From the records below, give the number of lines that include the word "whislo". Add no other words.

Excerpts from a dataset
* * *

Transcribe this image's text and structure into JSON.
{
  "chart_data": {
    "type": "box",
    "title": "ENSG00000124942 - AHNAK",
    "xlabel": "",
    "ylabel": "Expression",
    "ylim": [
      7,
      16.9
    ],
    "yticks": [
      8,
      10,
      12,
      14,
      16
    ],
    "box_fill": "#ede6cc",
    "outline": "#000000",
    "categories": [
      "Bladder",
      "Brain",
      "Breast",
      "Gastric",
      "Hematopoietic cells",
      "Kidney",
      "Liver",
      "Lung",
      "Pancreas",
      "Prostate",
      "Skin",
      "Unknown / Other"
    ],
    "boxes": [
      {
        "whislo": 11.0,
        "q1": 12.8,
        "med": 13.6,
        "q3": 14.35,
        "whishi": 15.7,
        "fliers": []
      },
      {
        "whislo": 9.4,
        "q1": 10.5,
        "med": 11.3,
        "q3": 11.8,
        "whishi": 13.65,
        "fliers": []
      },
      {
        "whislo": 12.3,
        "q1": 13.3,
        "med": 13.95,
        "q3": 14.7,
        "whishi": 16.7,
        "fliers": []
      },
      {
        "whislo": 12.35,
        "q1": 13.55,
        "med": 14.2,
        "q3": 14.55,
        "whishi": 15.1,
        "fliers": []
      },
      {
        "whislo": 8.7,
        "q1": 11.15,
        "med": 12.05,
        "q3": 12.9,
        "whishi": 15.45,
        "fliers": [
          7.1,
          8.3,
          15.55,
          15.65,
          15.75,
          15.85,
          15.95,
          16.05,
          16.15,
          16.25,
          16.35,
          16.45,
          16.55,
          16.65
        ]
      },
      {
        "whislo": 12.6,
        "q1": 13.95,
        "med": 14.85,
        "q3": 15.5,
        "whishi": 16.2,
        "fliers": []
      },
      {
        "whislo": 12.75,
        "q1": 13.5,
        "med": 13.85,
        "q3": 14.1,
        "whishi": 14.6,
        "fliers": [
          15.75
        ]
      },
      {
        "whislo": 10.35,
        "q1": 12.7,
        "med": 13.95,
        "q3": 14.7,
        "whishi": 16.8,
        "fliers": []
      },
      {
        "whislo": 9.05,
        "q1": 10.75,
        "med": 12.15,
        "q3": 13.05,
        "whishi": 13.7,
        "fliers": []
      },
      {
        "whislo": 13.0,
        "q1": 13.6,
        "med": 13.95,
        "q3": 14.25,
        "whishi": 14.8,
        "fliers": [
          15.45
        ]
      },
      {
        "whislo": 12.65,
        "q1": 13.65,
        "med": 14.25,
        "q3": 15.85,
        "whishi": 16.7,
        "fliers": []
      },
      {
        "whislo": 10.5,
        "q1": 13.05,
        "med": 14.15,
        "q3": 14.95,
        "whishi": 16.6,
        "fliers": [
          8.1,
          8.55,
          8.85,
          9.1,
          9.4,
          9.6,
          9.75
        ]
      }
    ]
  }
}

* * *

§ **ANSWER TO THE PROBLEM**
12